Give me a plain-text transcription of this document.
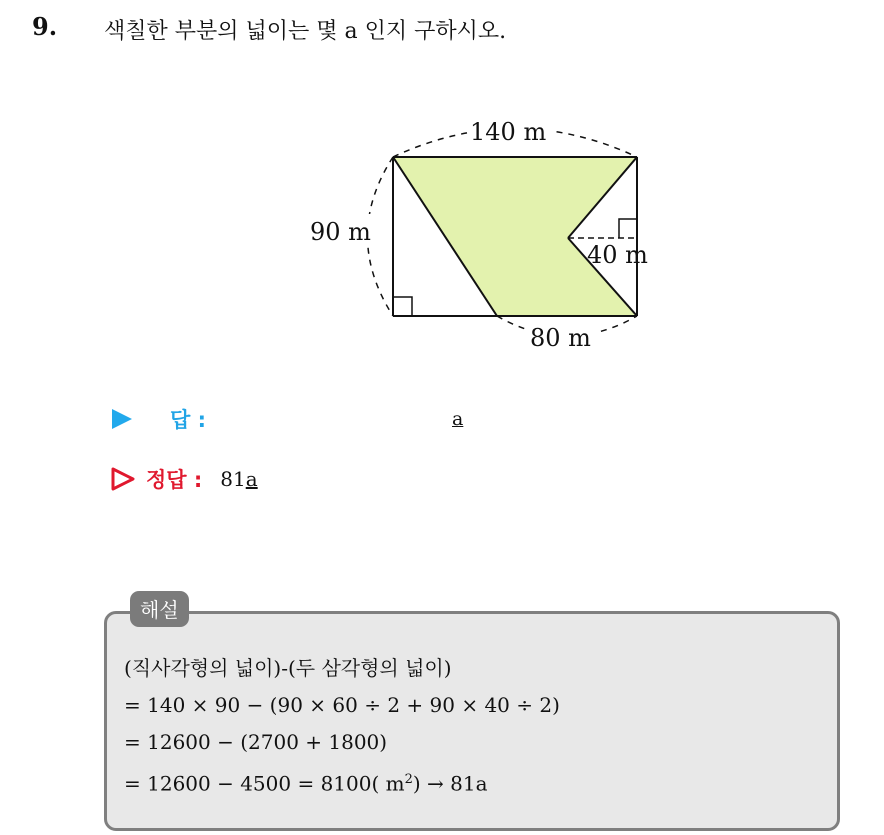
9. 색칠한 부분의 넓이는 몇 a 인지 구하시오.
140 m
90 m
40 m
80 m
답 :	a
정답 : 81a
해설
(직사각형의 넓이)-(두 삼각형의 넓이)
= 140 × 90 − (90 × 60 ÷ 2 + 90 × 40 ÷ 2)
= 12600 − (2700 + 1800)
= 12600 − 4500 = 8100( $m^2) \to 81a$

....

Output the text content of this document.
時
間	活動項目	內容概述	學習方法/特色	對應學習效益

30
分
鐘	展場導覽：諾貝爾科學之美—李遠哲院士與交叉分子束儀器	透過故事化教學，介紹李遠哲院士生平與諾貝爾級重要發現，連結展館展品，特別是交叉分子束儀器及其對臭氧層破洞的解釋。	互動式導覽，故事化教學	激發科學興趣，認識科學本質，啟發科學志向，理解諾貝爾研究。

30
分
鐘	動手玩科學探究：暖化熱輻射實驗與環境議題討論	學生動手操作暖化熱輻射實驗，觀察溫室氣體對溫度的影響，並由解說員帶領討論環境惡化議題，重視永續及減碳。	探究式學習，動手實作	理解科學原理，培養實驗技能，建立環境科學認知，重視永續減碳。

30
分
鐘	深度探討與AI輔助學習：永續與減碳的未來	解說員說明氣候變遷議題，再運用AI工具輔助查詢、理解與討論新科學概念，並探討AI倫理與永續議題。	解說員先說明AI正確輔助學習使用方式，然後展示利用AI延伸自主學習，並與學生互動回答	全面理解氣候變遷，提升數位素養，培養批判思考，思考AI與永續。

....

- [The task]:
From the records above, copy every line that holds the word "text".

- [Task answer]:
Give me a plain-text transcription of this document.
Output the text content of this document.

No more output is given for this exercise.